- **Problem**
Copy each line below in which the string "Balance" occurs.

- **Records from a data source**
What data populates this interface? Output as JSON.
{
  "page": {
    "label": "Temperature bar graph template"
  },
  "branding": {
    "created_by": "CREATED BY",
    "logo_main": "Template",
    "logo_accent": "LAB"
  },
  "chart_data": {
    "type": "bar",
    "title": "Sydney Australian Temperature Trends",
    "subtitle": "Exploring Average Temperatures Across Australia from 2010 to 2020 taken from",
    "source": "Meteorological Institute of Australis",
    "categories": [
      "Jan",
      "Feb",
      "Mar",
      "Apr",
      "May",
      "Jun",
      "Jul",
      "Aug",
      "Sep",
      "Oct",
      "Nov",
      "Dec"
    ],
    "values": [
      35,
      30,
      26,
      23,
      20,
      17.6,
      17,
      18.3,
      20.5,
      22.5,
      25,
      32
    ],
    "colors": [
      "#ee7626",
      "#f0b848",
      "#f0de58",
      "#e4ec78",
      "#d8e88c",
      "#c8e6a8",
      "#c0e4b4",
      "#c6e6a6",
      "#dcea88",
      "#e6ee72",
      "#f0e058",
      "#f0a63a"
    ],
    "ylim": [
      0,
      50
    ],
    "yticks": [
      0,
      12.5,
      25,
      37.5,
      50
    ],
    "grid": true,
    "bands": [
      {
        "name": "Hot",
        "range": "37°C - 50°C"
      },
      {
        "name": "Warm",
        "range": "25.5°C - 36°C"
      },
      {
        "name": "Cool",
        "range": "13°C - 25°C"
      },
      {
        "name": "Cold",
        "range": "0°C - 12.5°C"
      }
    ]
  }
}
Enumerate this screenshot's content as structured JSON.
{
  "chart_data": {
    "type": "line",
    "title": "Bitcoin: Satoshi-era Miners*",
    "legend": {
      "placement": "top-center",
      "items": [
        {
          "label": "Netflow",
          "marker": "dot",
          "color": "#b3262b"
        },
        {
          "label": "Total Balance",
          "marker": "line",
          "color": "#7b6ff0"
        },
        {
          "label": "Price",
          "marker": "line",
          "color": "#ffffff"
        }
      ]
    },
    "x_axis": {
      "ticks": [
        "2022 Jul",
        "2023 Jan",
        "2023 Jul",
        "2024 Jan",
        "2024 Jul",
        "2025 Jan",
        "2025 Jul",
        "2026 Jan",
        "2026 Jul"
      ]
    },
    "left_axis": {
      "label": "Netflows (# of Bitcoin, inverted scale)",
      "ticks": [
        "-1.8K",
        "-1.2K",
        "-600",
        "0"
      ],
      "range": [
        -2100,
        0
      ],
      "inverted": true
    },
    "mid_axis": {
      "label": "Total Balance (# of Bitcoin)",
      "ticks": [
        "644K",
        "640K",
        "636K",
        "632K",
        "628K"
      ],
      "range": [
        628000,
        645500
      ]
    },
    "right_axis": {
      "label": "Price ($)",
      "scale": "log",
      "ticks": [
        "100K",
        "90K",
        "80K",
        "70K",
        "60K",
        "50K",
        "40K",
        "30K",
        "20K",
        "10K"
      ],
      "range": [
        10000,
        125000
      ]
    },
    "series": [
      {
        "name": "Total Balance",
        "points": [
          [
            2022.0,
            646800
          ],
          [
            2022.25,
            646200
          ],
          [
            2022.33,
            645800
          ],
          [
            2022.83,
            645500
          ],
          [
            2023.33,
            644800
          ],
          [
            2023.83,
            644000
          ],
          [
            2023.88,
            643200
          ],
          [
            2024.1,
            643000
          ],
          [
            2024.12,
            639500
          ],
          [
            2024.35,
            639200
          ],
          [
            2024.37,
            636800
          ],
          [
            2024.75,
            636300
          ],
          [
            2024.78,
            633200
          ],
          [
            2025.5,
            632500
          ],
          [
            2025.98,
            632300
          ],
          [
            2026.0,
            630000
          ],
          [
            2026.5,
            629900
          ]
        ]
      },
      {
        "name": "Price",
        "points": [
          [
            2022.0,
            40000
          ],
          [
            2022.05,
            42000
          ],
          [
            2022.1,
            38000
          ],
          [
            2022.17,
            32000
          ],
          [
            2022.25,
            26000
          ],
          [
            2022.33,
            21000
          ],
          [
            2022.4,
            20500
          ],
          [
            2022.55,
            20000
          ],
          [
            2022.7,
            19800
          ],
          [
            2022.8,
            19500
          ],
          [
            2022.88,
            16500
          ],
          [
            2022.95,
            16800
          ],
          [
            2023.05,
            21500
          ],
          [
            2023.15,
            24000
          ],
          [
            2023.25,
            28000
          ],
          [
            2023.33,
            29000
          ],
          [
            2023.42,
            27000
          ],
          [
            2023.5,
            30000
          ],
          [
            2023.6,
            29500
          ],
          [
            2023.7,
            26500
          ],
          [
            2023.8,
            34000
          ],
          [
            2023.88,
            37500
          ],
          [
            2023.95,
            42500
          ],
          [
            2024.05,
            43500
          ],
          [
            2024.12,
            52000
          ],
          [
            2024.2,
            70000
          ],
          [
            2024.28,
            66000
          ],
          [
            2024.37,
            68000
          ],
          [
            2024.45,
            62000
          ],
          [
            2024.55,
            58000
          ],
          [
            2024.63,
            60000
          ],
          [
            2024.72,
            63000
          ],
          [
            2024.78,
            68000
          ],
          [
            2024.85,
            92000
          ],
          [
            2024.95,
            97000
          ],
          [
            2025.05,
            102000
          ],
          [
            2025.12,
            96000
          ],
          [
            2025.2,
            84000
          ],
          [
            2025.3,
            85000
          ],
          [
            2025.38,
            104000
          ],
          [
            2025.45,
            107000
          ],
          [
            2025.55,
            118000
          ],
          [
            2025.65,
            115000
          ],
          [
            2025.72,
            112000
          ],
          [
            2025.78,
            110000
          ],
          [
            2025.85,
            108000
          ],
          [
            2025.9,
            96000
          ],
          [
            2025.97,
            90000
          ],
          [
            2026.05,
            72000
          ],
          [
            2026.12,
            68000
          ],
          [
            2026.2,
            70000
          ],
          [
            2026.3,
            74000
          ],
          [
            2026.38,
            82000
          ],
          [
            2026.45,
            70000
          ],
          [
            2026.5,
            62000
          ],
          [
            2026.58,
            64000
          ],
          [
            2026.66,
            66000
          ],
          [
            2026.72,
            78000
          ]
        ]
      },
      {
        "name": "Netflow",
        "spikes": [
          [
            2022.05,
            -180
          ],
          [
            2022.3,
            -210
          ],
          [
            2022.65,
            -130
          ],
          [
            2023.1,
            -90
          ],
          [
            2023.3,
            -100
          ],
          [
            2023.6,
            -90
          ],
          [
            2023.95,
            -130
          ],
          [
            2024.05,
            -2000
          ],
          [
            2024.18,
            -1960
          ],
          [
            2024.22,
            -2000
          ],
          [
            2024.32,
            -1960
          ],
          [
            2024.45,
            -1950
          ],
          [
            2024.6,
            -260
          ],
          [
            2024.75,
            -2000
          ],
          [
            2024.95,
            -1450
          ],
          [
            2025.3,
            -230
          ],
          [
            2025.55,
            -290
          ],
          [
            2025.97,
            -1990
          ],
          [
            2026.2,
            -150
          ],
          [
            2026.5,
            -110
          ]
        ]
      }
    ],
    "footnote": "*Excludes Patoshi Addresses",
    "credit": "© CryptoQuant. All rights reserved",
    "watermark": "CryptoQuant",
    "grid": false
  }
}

- **Exercise result**
          "label": "Total Balance",
      "label": "Total Balance (# of Bitcoin)",
        "name": "Total Balance",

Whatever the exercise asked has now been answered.